**Exercise prompt**
Any pictures in the records below should be skipped; write out everything else exactly.

**Records provided**

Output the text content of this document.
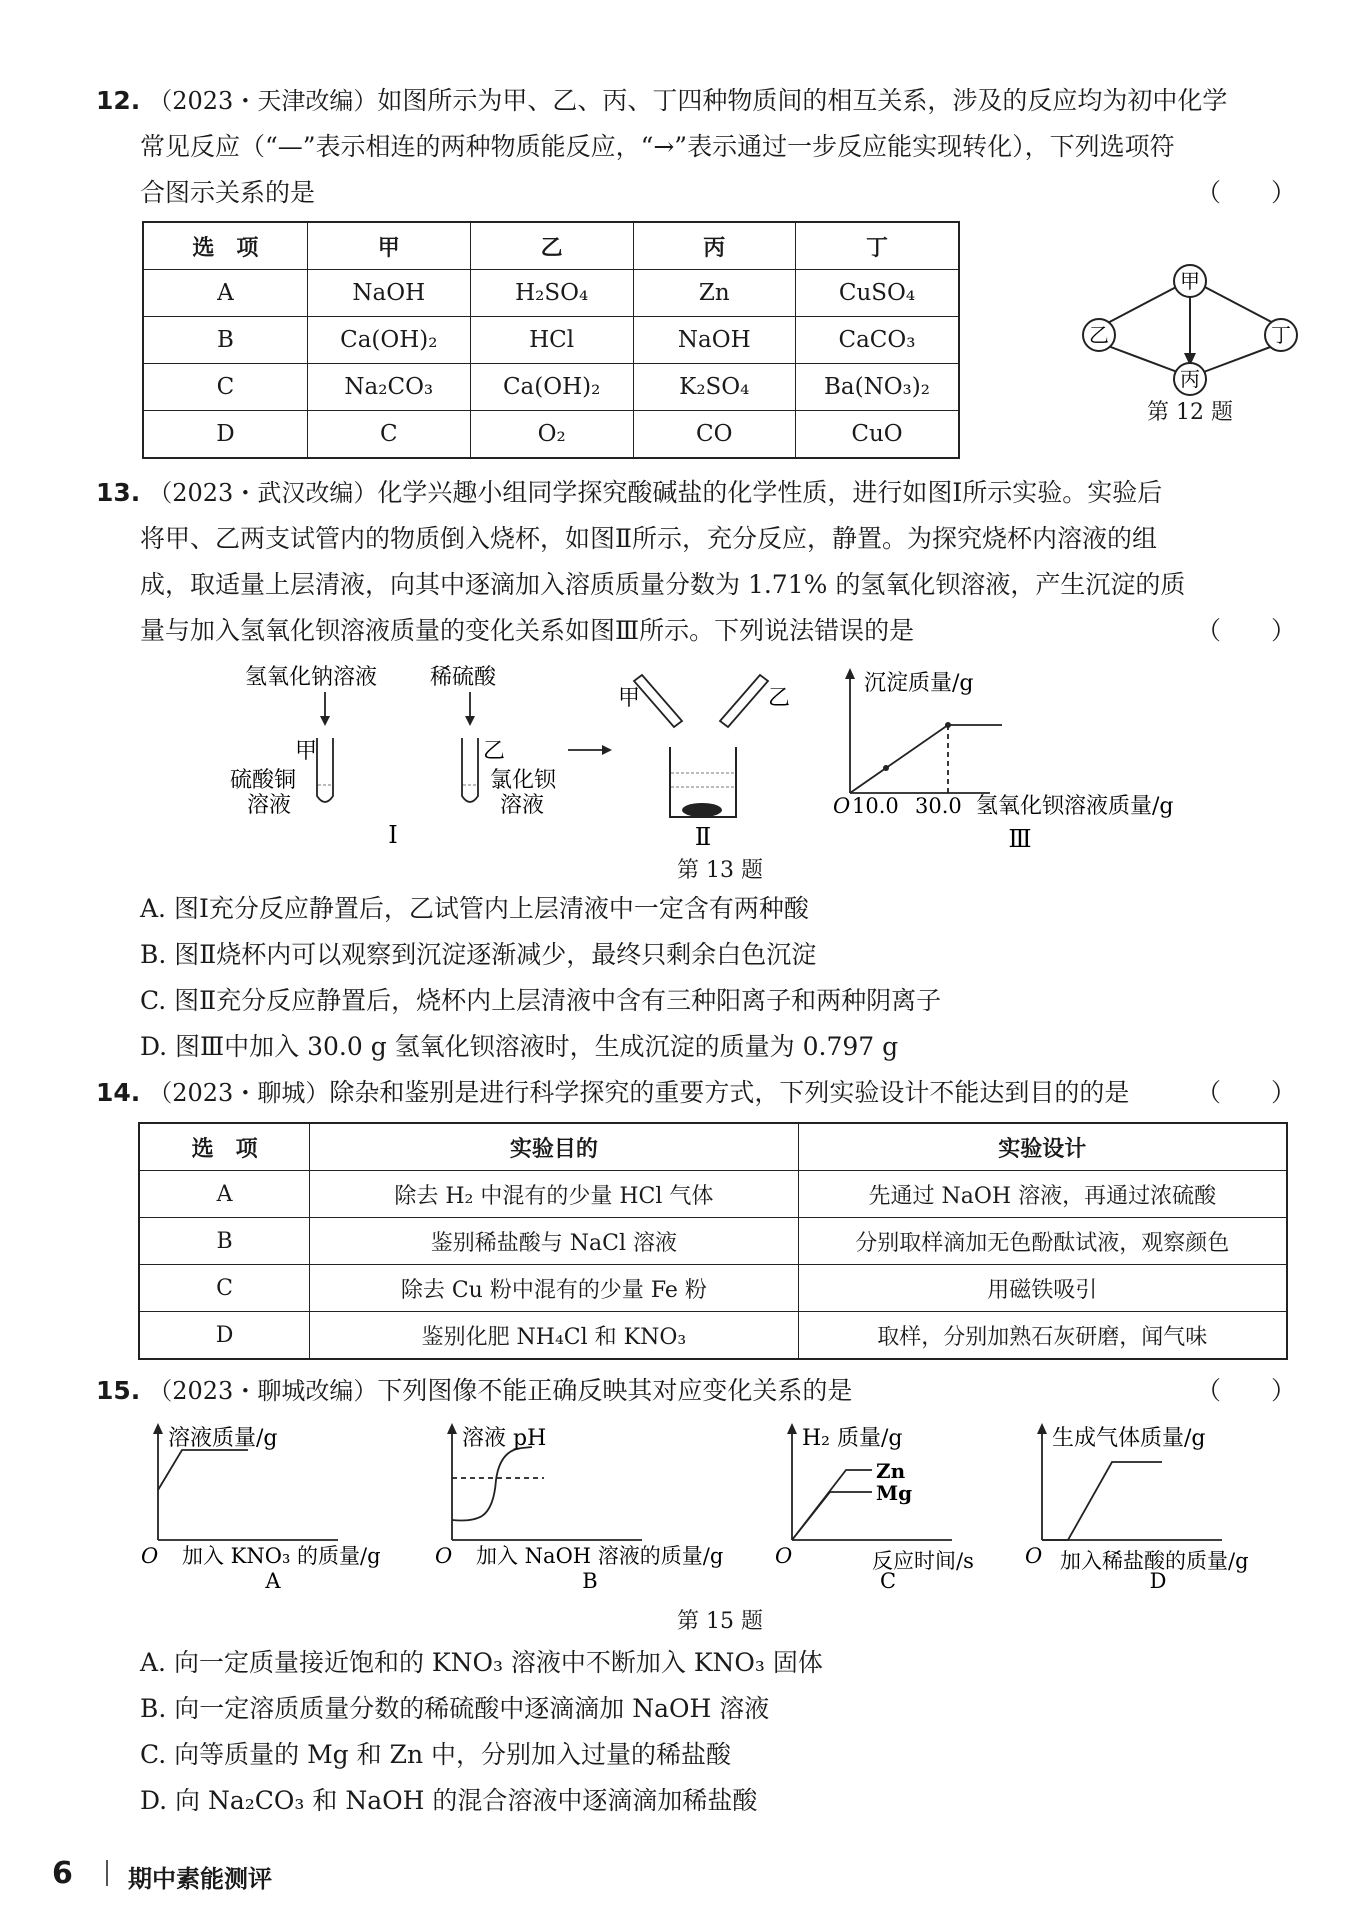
12. （2023・天津改编）如图所示为甲、乙、丙、丁四种物质间的相互关系，涉及的反应均为初中化学
常见反应（“—”表示相连的两种物质能反应，“→”表示通过一步反应能实现转化），下列选项符
合图示关系的是	（　　）
选　项	甲	乙	丙	丁
A	NaOH	H₂SO₄	Zn	CuSO₄
B	Ca(OH)₂	HCl	NaOH	CaCO₃
C	Na₂CO₃	Ca(OH)₂	K₂SO₄	Ba(NO₃)₂
D	C	O₂	CO	CuO
甲
乙	丁
丙
第 12 题
13. （2023・武汉改编）化学兴趣小组同学探究酸碱盐的化学性质，进行如图Ⅰ所示实验。实验后
将甲、乙两支试管内的物质倒入烧杯，如图Ⅱ所示，充分反应，静置。为探究烧杯内溶液的组
成，取适量上层清液，向其中逐滴加入溶质质量分数为 1.71% 的氢氧化钡溶液，产生沉淀的质
量与加入氢氧化钡溶液质量的变化关系如图Ⅲ所示。下列说法错误的是	（　　）
氢氧化钠溶液 稀硫酸
甲	乙
硫酸铜
溶液
氯化钡
溶液
Ⅰ
甲	乙
Ⅱ
沉淀质量/g
O 10.0 30.0 氢氧化钡溶液质量/g
Ⅲ
第 13 题
A. 图Ⅰ充分反应静置后，乙试管内上层清液中一定含有两种酸
B. 图Ⅱ烧杯内可以观察到沉淀逐渐减少，最终只剩余白色沉淀
C. 图Ⅱ充分反应静置后，烧杯内上层清液中含有三种阳离子和两种阴离子
D. 图Ⅲ中加入 30.0 g 氢氧化钡溶液时，生成沉淀的质量为 0.797 g
14. （2023・聊城）除杂和鉴别是进行科学探究的重要方式，下列实验设计不能达到目的的是	（　　）
选　项	实验目的	实验设计
A	除去 H₂ 中混有的少量 HCl 气体	先通过 NaOH 溶液，再通过浓硫酸
B	鉴别稀盐酸与 NaCl 溶液	分别取样滴加无色酚酞试液，观察颜色
C	除去 Cu 粉中混有的少量 Fe 粉	用磁铁吸引
D	鉴别化肥 NH₄Cl 和 KNO₃	取样，分别加熟石灰研磨，闻气味
15. （2023・聊城改编）下列图像不能正确反映其对应变化关系的是	（　　）
溶液质量/g
O 加入 KNO₃ 的质量/g
A
溶液 pH
O 加入 NaOH 溶液的质量/g
B
H₂ 质量/g
Zn
Mg
O	反应时间/s
C
生成气体质量/g
O 加入稀盐酸的质量/g
D
第 15 题
A. 向一定质量接近饱和的 KNO₃ 溶液中不断加入 KNO₃ 固体
B. 向一定溶质质量分数的稀硫酸中逐滴滴加 NaOH 溶液
C. 向等质量的 Mg 和 Zn 中，分别加入过量的稀盐酸
D. 向 Na₂CO₃ 和 NaOH 的混合溶液中逐滴滴加稀盐酸
6 期中素能测评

**Result below**
Output the text content of this document.
12. （2023・天津改编）如图所示为甲、乙、丙、丁四种物质间的相互关系，涉及的反应均为初中化学
常见反应（“—”表示相连的两种物质能反应，“→”表示通过一步反应能实现转化），下列选项符
合图示关系的是	（　　）
选　项	甲	乙	丙	丁
A	NaOH	H₂SO₄	Zn	CuSO₄
B	Ca(OH)₂	HCl	NaOH	CaCO₃
C	Na₂CO₃	Ca(OH)₂	K₂SO₄	Ba(NO₃)₂
D	C	O₂	CO	CuO
甲
乙	丁
丙
第 12 题
13. （2023・武汉改编）化学兴趣小组同学探究酸碱盐的化学性质，进行如图Ⅰ所示实验。实验后
将甲、乙两支试管内的物质倒入烧杯，如图Ⅱ所示，充分反应，静置。为探究烧杯内溶液的组
成，取适量上层清液，向其中逐滴加入溶质质量分数为 1.71% 的氢氧化钡溶液，产生沉淀的质
量与加入氢氧化钡溶液质量的变化关系如图Ⅲ所示。下列说法错误的是	（　　）
氢氧化钠溶液 稀硫酸
甲	乙
硫酸铜
溶液
氯化钡
溶液
Ⅰ
甲	乙
Ⅱ
沉淀质量/g
O 10.0 30.0 氢氧化钡溶液质量/g
Ⅲ
第 13 题
A. 图Ⅰ充分反应静置后，乙试管内上层清液中一定含有两种酸
B. 图Ⅱ烧杯内可以观察到沉淀逐渐减少，最终只剩余白色沉淀
C. 图Ⅱ充分反应静置后，烧杯内上层清液中含有三种阳离子和两种阴离子
D. 图Ⅲ中加入 30.0 g 氢氧化钡溶液时，生成沉淀的质量为 0.797 g
14. （2023・聊城）除杂和鉴别是进行科学探究的重要方式，下列实验设计不能达到目的的是	（　　）
选　项	实验目的	实验设计
A	除去 H₂ 中混有的少量 HCl 气体	先通过 NaOH 溶液，再通过浓硫酸
B	鉴别稀盐酸与 NaCl 溶液	分别取样滴加无色酚酞试液，观察颜色
C	除去 Cu 粉中混有的少量 Fe 粉	用磁铁吸引
D	鉴别化肥 NH₄Cl 和 KNO₃	取样，分别加熟石灰研磨，闻气味
15. （2023・聊城改编）下列图像不能正确反映其对应变化关系的是	（　　）
溶液质量/g
O 加入 KNO₃ 的质量/g
A
溶液 pH
O 加入 NaOH 溶液的质量/g
B
H₂ 质量/g
Zn
Mg
O	反应时间/s
C
生成气体质量/g
O 加入稀盐酸的质量/g
D
第 15 题
A. 向一定质量接近饱和的 KNO₃ 溶液中不断加入 KNO₃ 固体
B. 向一定溶质质量分数的稀硫酸中逐滴滴加 NaOH 溶液
C. 向等质量的 Mg 和 Zn 中，分别加入过量的稀盐酸
D. 向 Na₂CO₃ 和 NaOH 的混合溶液中逐滴滴加稀盐酸
6 期中素能测评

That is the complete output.